Problem description: Print the entries verbatim, leaving out the images they contain.

Material for this task:

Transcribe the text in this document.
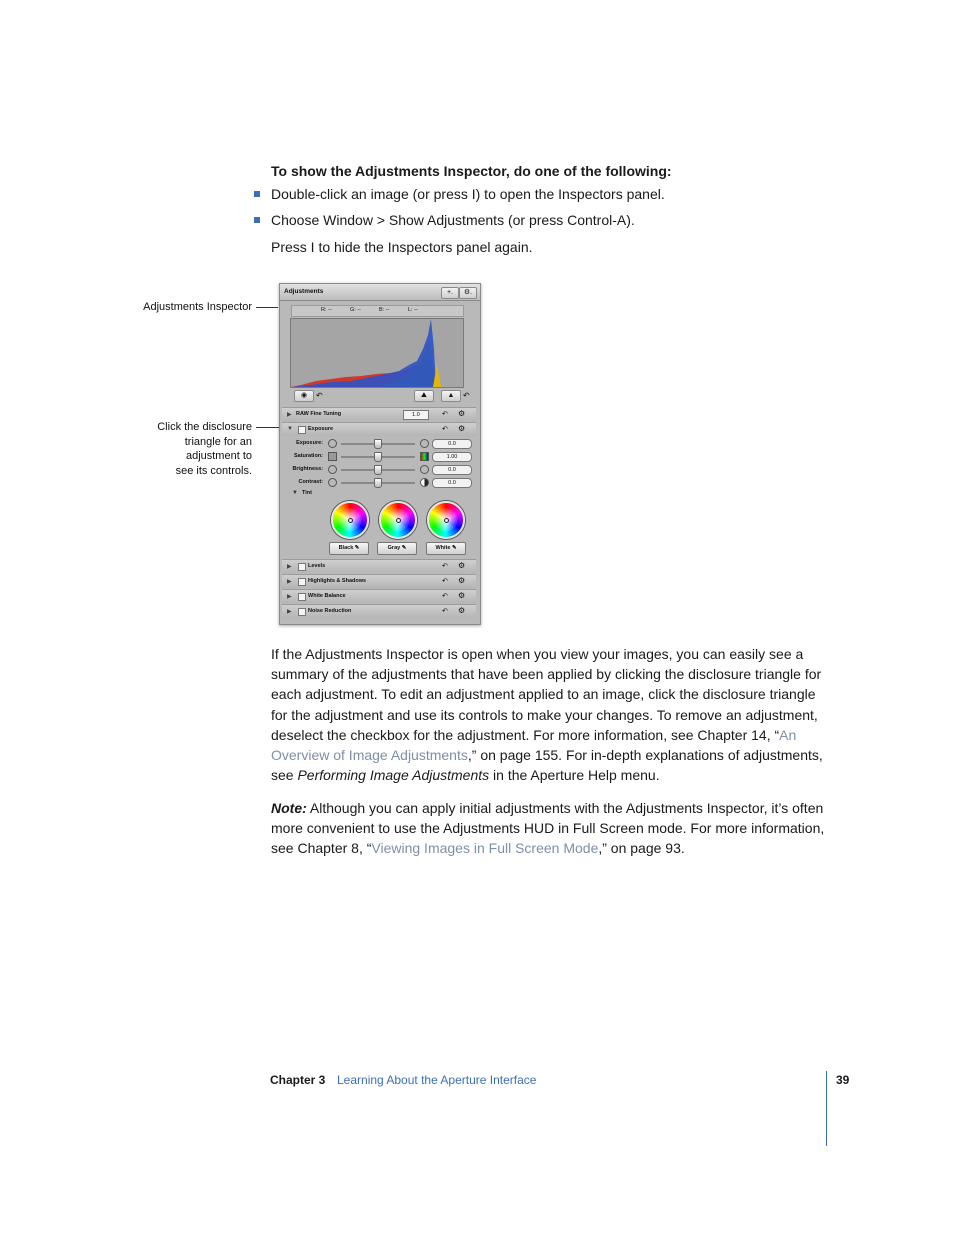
To show the Adjustments Inspector, do one of the following:
Double-click an image (or press I) to open the Inspectors panel.
Choose Window > Show Adjustments (or press Control-A).
Press I to hide the Inspectors panel again.
Adjustments Inspector
Click the disclosure
triangle for an
adjustment to
see its controls.
Adjustments	+.	⚙.
R: --	G: --	B: --	L: --
◉	↶	⛰	▲	↶
▶ RAW Fine Tuning	1.0	↶ ⚙
▼	Exposure	↶ ⚙
Exposure:	0.0
Saturation:	1.00
Brightness:	0.0
Contrast:	0.0
▼ Tint
Black ✎	Gray ✎	White ✎
▶	Levels	↶ ⚙
▶	Highlights & Shadows	↶ ⚙
▶	White Balance	↶ ⚙
▶	Noise Reduction	↶ ⚙
If the Adjustments Inspector is open when you view your images, you can easily see a summary of the adjustments that have been applied by clicking the disclosure triangle for each adjustment. To edit an adjustment applied to an image, click the disclosure triangle for the adjustment and use its controls to make your changes. To remove an adjustment, deselect the checkbox for the adjustment. For more information, see Chapter 14, “An Overview of Image Adjustments,” on page 155. For in-depth explanations of adjustments, see Performing Image Adjustments in the Aperture Help menu.
Note: Although you can apply initial adjustments with the Adjustments Inspector, it’s often more convenient to use the Adjustments HUD in Full Screen mode. For more information, see Chapter 8, “Viewing Images in Full Screen Mode,” on page 93.
Chapter 3 Learning About the Aperture Interface	39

Written reply:
Transcribe the text in this document.
To show the Adjustments Inspector, do one of the following:
Double-click an image (or press I) to open the Inspectors panel.
Choose Window > Show Adjustments (or press Control-A).
Press I to hide the Inspectors panel again.
Adjustments Inspector
Click the disclosure
triangle for an
adjustment to
see its controls.
Adjustments	+.	⚙.
R: --	G: --	B: --	L: --
◉	↶	⛰	▲	↶
▶ RAW Fine Tuning	1.0	↶ ⚙
▼	Exposure	↶ ⚙
Exposure:	0.0
Saturation:	1.00
Brightness:	0.0
Contrast:	0.0
▼ Tint
Black ✎	Gray ✎	White ✎
▶	Levels	↶ ⚙
▶	Highlights & Shadows	↶ ⚙
▶	White Balance	↶ ⚙
▶	Noise Reduction	↶ ⚙
If the Adjustments Inspector is open when you view your images, you can easily see a summary of the adjustments that have been applied by clicking the disclosure triangle for each adjustment. To edit an adjustment applied to an image, click the disclosure triangle for the adjustment and use its controls to make your changes. To remove an adjustment, deselect the checkbox for the adjustment. For more information, see Chapter 14, “An Overview of Image Adjustments,” on page 155. For in-depth explanations of adjustments, see Performing Image Adjustments in the Aperture Help menu.
Note: Although you can apply initial adjustments with the Adjustments Inspector, it’s often more convenient to use the Adjustments HUD in Full Screen mode. For more information, see Chapter 8, “Viewing Images in Full Screen Mode,” on page 93.
Chapter 3 Learning About the Aperture Interface	39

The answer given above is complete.